[BEGIN]

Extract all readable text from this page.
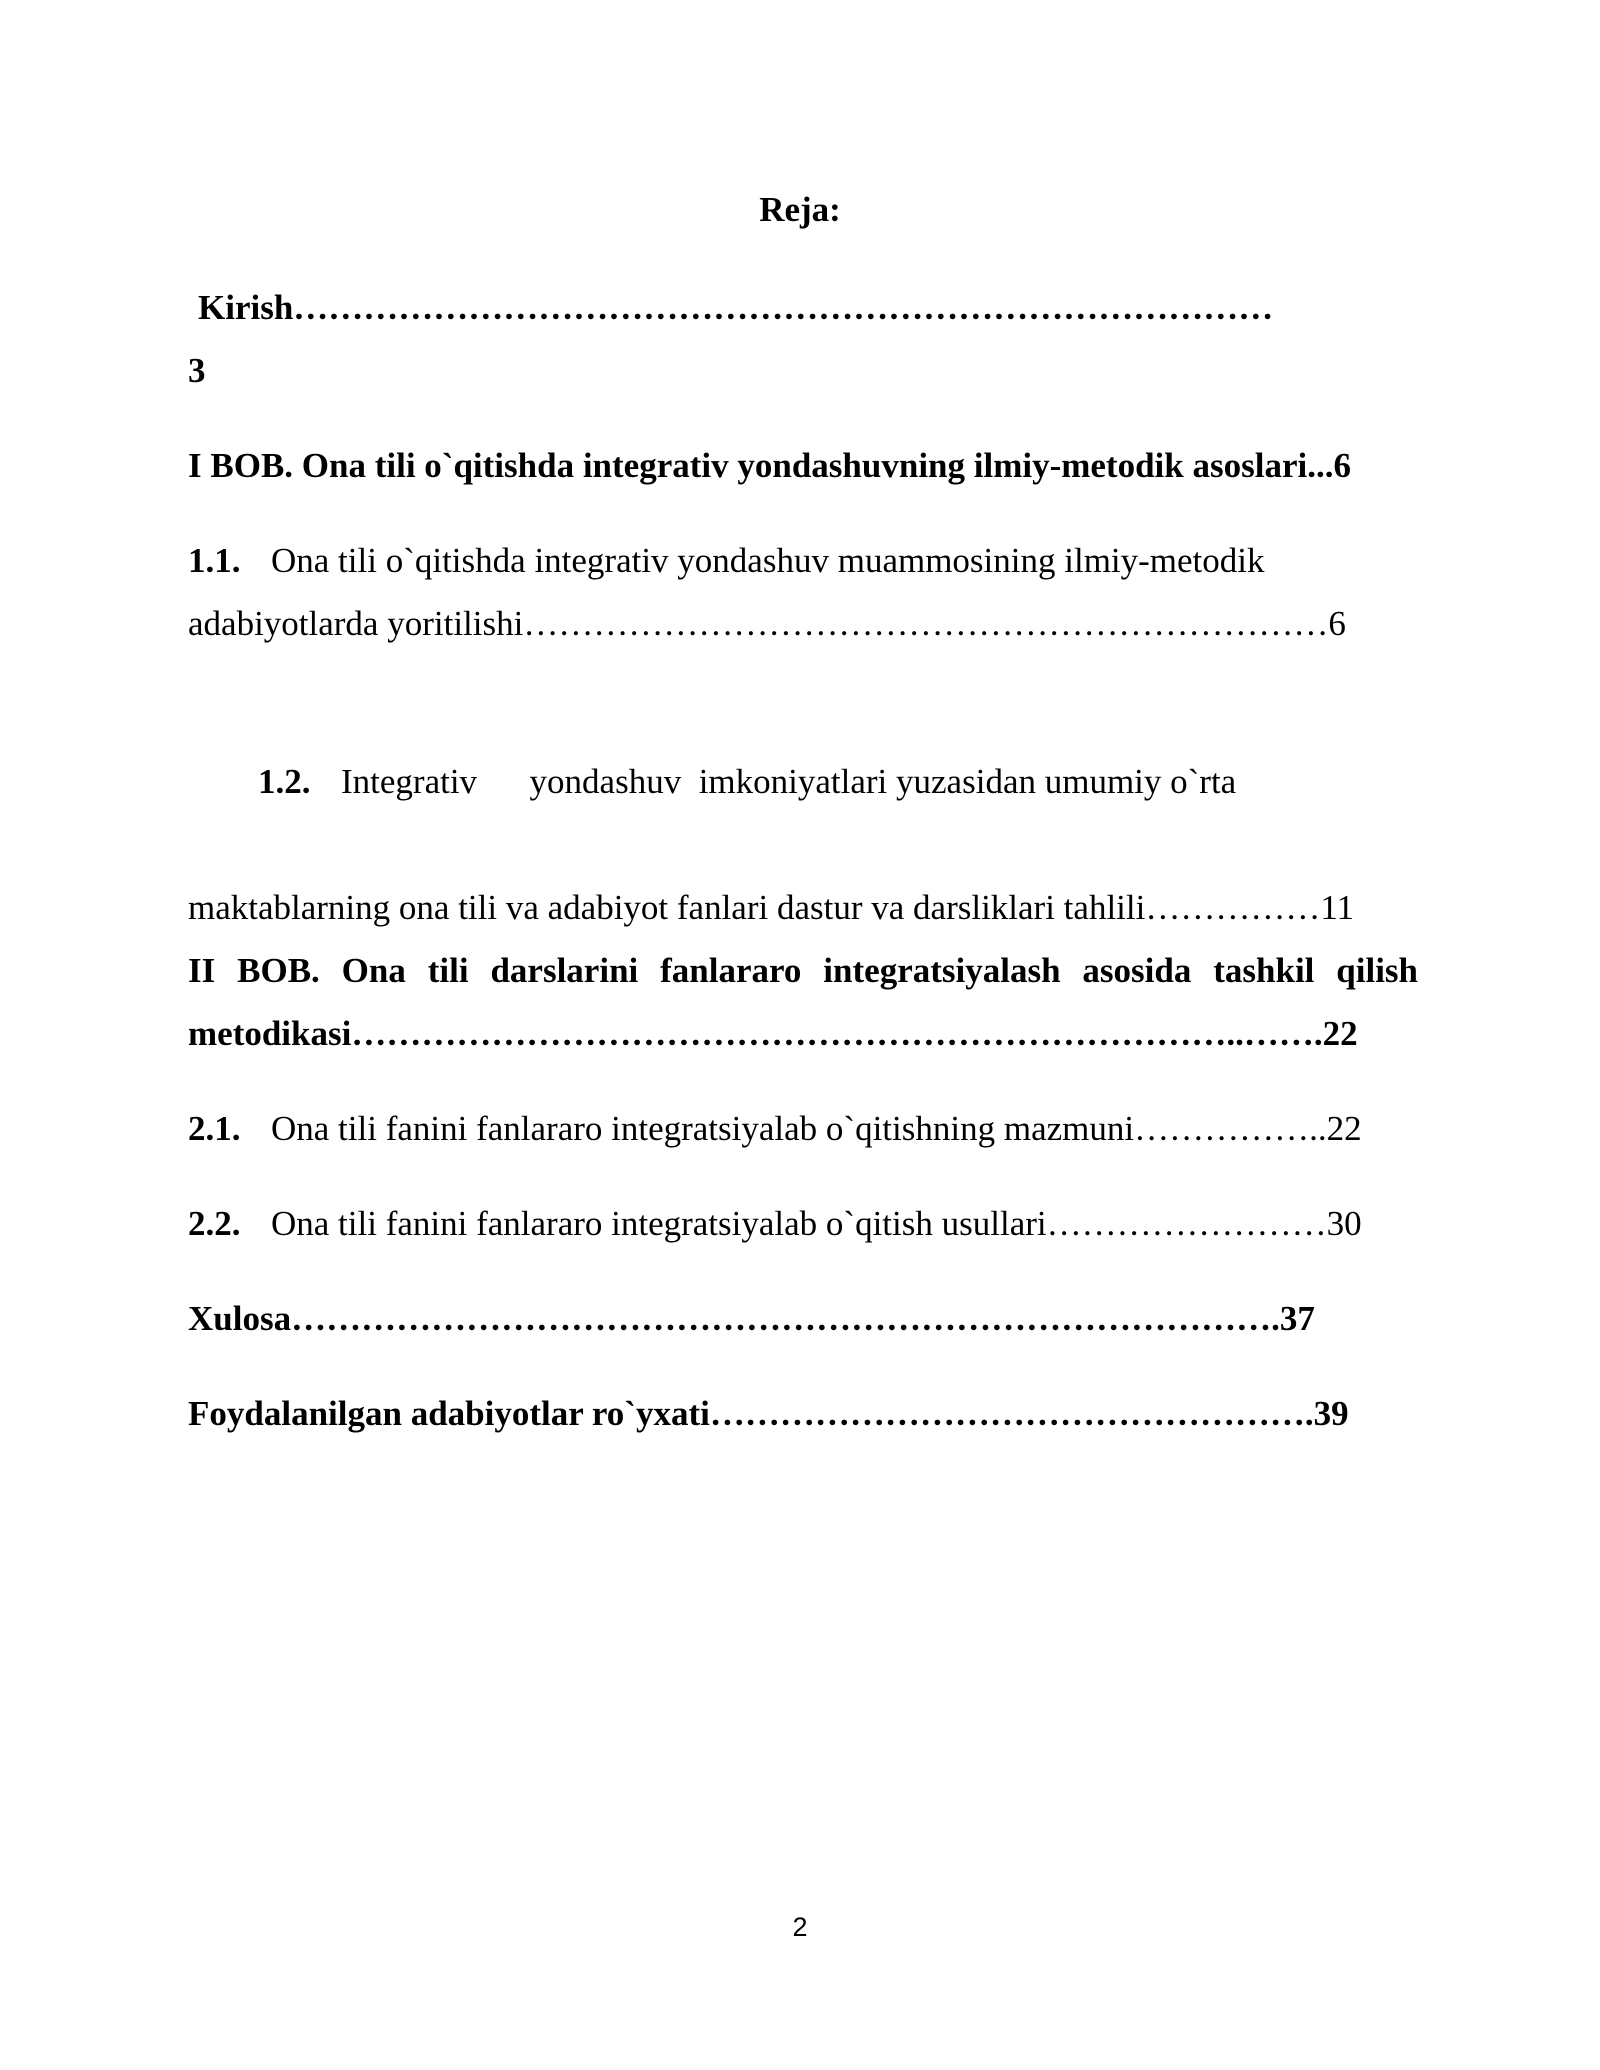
Reja:
Kirish…………………………………………………………………………
3
I BOB. Ona tili o`qitishda integrativ yondashuvning ilmiy-metodik asoslari...6
1.1. Ona tili o`qitishda integrativ yondashuv muammosining ilmiy-metodik
adabiyotlarda yoritilishi……………………………………………………………6

1.2. Integrativ      yondashuv  imkoniyatlari yuzasidan umumiy o`rta

maktablarning ona tili va adabiyot fanlari dastur va darsliklari tahlili……………11
II BOB. Ona tili darslarini fanlararo integratsiyalash asosida tashkil qilish
metodikasi…………………………………………………………………..…….22
2.1. Ona tili fanini fanlararo integratsiyalab o`qitishning mazmuni……………..22
2.2. Ona tili fanini fanlararo integratsiyalab o`qitish usullari……………………30
Xulosa………………………………………………………………………….37
Foydalanilgan adabiyotlar ro`yxati…………………………………………….39
2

[END]

> Exercise directions:
Your answer should be only a number: how many lines of the data above contain the string "fanini"?

> Result of this exercise:
2